• [Your objective]: Continue the essay below on the Industrial Revolution from the point where it stops, picking up right after its last sentence.

• [Selected excerpt]:
-- BEGIN --

Tuesday, January 08, 2008


A Universal Basis for Science and Religion, Part 8, The Industrial Revolution (1500-1950)

A Universal Basis for Science and Religion, Part 8, The Industrial Revolution (1500-1950)

When Roman Civilization collapsed there was no longer a civil service to bring back status symbols from far places. Individual traders replaced them, and they got rich. This wasn't entirely satisfactory because the status symbols only worked for the descendants of the warlords of the middle ages, which left the traders and bankers rich but still common.

Calvin solved this problem. He invented a new kind of aristocracy, the Elect, who were directly appointed by God over the heads of the existing social and religious hierarchy. The sign of being elect was God-given prosperity, so Calvinism became a religion of upward-mobility for the middle-class through the acquisition of money. This process continued for the next few centuries.

The traders had taken advantage of the new technology of sailing ships and traded junk or cheap hardware for status symbols. The planters used the technology of slavery on big plantations to become the new establishment. In North America they fought a war to get out from under the old aristocracy.

-- END --

• [Data entries]:

-- BEGIN --

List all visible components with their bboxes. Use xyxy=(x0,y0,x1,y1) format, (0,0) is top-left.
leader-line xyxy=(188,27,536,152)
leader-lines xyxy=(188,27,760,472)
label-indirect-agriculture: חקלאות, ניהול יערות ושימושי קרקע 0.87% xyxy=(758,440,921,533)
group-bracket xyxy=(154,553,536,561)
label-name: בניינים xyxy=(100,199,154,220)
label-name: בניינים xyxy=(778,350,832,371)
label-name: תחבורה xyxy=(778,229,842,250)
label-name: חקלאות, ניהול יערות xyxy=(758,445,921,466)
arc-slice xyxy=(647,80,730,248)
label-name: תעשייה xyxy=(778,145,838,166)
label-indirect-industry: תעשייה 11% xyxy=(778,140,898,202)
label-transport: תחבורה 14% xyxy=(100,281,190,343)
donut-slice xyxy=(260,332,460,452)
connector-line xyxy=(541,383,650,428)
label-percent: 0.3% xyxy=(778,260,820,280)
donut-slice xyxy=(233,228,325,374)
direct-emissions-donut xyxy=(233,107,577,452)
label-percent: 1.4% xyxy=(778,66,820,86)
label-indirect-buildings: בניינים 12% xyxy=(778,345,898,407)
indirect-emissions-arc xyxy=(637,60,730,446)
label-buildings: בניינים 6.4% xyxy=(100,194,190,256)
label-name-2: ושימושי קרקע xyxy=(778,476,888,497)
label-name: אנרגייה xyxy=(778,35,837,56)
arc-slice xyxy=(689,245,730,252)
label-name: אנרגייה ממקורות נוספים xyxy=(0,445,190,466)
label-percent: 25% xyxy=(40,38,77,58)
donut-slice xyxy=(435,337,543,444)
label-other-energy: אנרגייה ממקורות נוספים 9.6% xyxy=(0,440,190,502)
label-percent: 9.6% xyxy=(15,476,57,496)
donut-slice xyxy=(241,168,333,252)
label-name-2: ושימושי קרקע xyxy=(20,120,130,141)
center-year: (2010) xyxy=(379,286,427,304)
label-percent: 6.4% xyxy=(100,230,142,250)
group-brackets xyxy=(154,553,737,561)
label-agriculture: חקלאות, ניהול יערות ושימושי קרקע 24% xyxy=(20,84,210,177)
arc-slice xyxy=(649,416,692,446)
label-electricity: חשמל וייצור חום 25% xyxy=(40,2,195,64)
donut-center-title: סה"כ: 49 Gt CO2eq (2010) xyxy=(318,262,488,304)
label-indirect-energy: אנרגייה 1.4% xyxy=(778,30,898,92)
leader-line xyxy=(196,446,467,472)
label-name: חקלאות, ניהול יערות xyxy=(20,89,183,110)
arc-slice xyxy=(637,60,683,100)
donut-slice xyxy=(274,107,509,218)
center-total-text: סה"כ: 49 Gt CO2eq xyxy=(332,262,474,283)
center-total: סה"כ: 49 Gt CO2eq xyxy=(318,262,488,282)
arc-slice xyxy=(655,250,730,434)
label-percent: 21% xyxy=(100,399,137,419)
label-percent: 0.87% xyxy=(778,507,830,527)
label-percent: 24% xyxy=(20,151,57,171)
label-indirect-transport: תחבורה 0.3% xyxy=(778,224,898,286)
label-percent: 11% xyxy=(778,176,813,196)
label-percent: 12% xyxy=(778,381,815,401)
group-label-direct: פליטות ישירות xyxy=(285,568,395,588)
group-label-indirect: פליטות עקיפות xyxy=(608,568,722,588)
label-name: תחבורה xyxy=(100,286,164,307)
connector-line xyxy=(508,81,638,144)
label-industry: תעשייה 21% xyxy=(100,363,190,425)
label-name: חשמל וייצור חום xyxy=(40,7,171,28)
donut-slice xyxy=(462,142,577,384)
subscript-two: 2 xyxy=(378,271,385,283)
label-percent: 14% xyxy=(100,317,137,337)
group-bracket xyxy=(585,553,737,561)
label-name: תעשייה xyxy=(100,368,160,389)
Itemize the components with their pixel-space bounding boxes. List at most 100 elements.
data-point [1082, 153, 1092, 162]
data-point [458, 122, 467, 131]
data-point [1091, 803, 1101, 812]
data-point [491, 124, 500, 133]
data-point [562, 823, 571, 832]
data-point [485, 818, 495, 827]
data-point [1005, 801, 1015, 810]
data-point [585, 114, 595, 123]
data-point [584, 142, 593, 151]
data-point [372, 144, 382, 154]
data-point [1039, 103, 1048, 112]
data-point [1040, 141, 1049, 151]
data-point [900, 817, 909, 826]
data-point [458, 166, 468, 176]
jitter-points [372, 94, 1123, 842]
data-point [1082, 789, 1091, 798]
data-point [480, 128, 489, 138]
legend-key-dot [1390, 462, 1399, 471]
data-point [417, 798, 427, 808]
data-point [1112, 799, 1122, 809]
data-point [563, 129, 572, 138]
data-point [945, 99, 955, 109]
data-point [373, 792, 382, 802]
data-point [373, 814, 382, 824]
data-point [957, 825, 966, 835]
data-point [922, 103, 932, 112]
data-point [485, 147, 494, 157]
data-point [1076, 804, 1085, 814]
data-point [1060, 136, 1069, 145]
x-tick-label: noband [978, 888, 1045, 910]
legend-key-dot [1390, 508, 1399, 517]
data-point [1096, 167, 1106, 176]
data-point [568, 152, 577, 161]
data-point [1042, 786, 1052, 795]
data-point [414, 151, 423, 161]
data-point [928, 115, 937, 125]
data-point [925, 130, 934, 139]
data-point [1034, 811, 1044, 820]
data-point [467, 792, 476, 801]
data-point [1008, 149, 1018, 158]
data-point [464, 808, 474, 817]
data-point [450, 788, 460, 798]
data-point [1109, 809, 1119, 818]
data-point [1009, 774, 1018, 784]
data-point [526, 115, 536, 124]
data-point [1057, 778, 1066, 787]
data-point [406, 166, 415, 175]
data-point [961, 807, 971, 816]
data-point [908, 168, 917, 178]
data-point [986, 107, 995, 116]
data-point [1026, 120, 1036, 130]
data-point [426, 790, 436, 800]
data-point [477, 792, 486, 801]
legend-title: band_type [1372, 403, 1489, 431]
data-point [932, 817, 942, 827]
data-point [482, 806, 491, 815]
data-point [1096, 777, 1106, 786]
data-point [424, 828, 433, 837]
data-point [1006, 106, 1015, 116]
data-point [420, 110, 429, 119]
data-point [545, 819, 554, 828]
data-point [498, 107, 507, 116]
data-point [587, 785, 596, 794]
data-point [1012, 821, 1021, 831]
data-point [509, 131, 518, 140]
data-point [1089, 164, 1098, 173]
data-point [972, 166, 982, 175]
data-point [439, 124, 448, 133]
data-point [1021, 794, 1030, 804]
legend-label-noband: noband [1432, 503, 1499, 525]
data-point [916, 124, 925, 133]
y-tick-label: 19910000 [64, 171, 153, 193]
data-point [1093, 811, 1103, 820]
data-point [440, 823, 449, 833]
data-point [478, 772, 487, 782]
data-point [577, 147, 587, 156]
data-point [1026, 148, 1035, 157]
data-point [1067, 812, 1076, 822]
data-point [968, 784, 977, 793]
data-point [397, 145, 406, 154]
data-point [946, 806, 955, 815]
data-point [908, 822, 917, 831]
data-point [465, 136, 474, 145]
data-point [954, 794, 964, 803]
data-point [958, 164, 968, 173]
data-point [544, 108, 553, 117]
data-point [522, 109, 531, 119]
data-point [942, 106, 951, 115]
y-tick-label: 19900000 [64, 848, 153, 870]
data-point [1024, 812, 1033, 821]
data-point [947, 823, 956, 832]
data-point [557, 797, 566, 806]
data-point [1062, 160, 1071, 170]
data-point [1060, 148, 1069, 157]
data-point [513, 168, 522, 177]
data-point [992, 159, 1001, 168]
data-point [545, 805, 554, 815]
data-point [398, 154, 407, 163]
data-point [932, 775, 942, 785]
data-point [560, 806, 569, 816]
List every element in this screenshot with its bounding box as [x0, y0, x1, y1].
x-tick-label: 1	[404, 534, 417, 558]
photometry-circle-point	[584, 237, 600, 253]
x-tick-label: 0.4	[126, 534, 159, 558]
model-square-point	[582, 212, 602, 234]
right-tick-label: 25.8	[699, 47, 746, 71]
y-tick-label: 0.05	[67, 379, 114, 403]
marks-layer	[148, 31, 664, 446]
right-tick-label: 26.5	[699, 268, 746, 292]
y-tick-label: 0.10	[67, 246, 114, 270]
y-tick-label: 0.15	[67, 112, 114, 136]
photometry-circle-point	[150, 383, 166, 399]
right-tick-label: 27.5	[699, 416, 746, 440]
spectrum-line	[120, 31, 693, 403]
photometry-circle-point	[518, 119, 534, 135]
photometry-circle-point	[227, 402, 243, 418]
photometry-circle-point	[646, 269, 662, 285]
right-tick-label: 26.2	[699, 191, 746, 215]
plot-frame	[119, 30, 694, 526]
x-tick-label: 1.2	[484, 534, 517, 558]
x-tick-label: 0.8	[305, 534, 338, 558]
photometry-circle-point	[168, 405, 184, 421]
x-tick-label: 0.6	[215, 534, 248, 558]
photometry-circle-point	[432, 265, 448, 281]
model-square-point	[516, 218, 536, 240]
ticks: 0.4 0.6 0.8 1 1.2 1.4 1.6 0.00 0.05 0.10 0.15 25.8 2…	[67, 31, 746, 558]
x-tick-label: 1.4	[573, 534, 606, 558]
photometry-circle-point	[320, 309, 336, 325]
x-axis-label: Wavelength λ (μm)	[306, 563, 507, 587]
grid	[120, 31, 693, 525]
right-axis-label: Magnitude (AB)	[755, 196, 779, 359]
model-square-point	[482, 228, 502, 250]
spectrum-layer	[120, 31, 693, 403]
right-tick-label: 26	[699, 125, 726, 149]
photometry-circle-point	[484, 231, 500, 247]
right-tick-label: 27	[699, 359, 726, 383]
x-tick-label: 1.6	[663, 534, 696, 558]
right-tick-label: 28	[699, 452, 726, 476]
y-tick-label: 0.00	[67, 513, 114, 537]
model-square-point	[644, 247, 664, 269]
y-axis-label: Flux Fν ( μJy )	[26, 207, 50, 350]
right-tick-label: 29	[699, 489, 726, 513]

-- END --

• [Exercise response]:
Meanwhile, english mechanics like Sam Slater had brought over textile machinery and adapted it to New England's water power and, later, steam. These industrialists made machinery that could be operated by women and children and got very rich. In the American Civil War they broke the power of the southern planters and became the establishment.

By the turn of the century they were building mansions in Newport and marrying their daughters to impoverished european aristocrats and they left their factories to be run by the clerks and mechanics. By the World Wars they had been replaced by the corporate and government bureaucracy. They also used the G. I. Bill to turn a generation of potential workers into junior bureaucrats who aped their betters by conspicuously consuming imitation status symbols.

By 1950 it was clear that there weren't enough resources to waste the way the bureaucrats of Western Civilization were wasting them, so there was a concerted effort to prevent the external proletariat and the internal proletariat of women and people of color from being upwardly mobile. Western Civilization became more and more closed to immigrants (now stigmatized as "illegal"), and wars and dictatorships were encouraged among undeveloped countries. In the mideast the rebellion against this repression stimulated fundamental Islam, and in Latin America it stimulated revolutionary movements. In both areas certain groups were able to use oil resources to become difficult to exterminate.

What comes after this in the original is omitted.